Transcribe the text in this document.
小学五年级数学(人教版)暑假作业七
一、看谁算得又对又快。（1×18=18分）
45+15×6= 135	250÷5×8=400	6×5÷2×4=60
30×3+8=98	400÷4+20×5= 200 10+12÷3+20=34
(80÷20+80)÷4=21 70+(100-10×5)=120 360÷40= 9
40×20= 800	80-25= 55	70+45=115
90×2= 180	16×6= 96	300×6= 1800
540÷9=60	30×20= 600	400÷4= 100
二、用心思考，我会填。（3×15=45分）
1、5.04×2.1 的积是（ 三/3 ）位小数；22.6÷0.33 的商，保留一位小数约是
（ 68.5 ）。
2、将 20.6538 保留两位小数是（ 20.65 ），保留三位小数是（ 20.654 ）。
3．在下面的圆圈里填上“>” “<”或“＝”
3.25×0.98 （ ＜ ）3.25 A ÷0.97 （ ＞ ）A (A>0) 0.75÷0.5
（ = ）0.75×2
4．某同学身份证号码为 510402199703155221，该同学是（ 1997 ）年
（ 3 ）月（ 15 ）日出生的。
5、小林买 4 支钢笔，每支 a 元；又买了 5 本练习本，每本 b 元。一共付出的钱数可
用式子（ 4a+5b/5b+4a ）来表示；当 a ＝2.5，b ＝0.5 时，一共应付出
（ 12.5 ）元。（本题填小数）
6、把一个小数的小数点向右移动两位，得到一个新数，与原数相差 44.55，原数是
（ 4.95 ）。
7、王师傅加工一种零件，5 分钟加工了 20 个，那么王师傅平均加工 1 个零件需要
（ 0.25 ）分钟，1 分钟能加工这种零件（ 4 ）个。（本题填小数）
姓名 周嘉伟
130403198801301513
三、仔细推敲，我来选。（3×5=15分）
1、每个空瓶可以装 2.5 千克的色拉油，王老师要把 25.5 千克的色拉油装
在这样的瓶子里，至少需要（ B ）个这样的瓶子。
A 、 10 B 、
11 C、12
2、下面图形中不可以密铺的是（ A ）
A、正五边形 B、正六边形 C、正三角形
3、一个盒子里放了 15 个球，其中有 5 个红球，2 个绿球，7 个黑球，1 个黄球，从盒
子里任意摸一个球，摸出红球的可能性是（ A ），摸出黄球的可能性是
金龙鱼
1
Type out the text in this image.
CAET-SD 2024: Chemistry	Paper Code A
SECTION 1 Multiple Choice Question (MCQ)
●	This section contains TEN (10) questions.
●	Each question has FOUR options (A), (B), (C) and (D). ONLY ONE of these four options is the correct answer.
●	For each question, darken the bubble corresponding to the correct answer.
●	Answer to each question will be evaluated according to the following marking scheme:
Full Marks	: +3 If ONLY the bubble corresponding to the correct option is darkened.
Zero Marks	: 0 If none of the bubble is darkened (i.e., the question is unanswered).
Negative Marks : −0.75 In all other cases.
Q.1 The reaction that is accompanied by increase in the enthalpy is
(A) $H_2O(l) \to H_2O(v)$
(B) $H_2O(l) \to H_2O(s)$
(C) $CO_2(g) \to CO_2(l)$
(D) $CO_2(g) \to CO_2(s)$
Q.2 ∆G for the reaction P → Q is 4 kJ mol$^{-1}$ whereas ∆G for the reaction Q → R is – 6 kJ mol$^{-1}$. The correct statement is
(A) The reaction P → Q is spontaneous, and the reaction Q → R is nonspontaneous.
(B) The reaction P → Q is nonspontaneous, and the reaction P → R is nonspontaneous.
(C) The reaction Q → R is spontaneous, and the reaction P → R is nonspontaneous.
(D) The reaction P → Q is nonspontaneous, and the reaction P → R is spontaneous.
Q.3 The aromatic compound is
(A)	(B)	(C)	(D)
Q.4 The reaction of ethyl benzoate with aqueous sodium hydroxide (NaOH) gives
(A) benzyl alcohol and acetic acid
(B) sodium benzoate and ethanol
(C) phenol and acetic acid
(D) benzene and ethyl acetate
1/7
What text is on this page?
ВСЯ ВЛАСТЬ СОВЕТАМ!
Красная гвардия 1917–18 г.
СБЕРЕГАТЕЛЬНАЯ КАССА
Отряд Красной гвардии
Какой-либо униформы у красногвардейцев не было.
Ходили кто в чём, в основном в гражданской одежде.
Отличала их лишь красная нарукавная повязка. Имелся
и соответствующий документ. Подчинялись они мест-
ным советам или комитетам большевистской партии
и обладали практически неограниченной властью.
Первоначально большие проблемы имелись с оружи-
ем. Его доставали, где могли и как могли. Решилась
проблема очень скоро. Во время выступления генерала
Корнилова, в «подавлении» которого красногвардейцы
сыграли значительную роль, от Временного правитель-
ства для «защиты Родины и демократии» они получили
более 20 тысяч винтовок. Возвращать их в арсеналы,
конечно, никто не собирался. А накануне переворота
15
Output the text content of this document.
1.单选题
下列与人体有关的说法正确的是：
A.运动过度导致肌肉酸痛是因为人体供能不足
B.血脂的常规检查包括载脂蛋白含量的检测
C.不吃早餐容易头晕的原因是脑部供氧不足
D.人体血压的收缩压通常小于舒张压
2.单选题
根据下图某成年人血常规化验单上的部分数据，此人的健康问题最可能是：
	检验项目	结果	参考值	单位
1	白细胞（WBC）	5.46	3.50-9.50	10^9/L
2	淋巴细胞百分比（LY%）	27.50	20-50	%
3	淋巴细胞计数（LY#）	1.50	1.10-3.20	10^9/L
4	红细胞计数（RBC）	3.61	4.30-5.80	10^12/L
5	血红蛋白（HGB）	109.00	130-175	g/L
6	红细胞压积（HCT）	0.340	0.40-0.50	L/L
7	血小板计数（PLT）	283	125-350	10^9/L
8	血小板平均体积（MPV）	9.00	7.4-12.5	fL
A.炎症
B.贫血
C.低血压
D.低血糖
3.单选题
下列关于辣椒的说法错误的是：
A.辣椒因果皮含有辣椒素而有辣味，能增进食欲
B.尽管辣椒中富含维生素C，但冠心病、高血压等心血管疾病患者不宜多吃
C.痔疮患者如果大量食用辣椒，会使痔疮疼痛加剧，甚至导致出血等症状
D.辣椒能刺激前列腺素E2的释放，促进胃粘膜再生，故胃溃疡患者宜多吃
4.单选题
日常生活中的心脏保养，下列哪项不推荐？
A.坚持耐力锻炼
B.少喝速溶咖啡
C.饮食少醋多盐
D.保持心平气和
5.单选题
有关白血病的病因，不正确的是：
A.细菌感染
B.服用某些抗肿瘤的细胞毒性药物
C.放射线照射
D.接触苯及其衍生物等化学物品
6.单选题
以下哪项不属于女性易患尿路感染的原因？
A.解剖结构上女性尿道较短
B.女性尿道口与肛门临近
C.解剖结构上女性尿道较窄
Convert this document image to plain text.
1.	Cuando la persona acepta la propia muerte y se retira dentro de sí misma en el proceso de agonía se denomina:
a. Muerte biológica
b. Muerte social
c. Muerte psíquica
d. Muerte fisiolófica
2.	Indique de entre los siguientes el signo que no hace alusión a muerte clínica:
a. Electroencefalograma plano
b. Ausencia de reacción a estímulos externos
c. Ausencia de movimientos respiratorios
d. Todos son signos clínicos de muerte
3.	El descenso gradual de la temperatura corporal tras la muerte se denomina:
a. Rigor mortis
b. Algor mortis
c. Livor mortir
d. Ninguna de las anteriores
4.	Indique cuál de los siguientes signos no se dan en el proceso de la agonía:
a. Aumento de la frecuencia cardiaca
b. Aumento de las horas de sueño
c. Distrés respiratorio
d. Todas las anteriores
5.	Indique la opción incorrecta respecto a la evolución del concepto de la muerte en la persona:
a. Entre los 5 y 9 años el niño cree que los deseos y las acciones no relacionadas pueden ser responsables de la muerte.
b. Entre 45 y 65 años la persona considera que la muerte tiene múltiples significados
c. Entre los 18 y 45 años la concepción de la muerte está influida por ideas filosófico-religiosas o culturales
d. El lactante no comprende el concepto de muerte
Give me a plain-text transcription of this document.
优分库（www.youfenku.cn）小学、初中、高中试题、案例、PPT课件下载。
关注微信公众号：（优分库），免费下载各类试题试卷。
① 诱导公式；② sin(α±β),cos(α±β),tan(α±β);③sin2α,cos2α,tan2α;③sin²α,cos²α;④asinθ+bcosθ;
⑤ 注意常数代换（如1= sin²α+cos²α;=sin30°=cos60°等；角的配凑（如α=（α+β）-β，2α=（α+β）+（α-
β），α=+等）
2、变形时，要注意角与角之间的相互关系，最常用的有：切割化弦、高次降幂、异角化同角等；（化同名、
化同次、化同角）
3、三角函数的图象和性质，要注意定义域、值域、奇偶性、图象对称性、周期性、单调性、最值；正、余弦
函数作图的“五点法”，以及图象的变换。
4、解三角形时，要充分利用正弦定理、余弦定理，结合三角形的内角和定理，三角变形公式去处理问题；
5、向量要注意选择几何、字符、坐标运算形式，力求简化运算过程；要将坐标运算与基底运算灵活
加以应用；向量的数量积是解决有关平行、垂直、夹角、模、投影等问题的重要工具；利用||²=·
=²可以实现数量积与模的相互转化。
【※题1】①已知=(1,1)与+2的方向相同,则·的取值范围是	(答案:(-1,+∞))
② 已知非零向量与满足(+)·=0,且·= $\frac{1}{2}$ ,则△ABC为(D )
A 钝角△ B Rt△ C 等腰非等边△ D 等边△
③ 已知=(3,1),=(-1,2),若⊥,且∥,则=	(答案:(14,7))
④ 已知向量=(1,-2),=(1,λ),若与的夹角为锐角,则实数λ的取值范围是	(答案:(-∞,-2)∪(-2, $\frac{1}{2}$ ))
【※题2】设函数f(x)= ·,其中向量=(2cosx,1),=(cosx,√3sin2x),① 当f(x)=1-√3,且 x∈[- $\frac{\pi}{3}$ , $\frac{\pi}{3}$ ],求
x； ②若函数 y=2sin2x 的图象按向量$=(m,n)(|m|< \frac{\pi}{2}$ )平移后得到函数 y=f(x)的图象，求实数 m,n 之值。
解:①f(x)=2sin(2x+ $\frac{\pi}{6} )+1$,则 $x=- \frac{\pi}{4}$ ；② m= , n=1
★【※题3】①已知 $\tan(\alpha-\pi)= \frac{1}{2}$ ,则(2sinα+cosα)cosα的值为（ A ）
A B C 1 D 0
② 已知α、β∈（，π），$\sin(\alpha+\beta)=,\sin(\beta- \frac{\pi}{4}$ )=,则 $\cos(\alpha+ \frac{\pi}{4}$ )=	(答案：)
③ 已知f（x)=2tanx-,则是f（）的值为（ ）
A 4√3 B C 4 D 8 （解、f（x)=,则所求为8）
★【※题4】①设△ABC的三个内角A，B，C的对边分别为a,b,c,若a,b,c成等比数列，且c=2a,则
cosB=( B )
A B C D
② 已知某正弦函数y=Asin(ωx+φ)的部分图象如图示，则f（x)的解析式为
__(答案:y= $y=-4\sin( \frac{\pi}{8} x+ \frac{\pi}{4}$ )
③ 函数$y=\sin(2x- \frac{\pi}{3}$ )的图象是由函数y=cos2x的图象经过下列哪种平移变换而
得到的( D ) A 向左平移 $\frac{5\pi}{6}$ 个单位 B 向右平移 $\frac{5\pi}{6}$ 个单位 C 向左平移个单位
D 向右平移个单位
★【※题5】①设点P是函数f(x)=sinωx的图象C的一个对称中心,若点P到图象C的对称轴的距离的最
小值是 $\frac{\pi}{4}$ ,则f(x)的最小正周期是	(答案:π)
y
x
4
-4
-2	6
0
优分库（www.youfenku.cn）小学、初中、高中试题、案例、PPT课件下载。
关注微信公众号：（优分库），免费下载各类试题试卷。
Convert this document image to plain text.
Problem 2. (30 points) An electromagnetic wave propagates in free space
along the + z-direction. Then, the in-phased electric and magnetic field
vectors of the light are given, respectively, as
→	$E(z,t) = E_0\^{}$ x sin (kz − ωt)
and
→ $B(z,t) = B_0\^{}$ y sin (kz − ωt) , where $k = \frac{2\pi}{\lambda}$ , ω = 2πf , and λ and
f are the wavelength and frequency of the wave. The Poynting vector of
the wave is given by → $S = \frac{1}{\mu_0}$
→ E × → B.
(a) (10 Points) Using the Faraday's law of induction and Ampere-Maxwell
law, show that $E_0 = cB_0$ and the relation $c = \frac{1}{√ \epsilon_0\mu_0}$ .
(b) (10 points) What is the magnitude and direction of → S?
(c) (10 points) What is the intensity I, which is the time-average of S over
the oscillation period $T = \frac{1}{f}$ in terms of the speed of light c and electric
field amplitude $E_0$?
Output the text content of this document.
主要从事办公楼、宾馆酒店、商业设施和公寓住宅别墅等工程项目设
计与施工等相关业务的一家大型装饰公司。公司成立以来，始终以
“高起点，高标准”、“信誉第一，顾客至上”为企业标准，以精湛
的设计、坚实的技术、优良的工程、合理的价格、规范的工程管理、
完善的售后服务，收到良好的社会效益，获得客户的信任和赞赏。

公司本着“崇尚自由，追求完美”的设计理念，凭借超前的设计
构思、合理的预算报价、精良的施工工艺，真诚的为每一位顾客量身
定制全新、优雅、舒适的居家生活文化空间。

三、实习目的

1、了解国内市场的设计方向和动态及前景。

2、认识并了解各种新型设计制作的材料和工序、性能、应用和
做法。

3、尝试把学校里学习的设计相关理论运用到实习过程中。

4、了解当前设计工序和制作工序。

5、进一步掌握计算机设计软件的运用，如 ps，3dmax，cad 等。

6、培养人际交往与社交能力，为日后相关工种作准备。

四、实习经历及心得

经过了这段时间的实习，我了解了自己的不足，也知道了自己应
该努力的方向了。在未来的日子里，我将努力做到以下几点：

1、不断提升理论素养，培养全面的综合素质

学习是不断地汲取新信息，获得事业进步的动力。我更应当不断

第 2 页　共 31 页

* [Task instructions]
Go through the records and pull out each line that includes the word "direction".

* [Task response]
along the + z-direction. Then, the in-phased electric and magnetic field
(b) (10 points) What is the magnitude and direction of → S?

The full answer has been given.